# What you need to do:
From the listing below, pull out the lines that hold "this".

Dataset rows about figures:
------

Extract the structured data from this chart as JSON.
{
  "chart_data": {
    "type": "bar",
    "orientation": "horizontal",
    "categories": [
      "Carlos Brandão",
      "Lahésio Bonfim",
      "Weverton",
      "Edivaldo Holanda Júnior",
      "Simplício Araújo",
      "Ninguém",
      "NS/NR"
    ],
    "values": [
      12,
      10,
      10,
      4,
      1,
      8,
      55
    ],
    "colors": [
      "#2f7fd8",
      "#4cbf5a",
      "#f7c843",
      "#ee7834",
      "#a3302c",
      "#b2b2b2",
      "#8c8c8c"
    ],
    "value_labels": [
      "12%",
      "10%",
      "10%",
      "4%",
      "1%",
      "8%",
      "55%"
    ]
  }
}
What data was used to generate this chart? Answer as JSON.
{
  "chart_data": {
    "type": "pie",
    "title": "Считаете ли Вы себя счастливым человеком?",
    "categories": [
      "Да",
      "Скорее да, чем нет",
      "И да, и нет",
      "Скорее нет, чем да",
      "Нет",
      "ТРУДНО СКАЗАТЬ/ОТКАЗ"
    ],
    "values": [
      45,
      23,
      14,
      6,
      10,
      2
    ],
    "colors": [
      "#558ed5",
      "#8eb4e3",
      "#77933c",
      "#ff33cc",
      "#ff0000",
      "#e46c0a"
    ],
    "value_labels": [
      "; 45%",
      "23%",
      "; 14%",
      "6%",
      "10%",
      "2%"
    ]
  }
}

------

# Response:
Extract the structured data from this chart as JSON.
What data was used to generate this chart? Answer as JSON.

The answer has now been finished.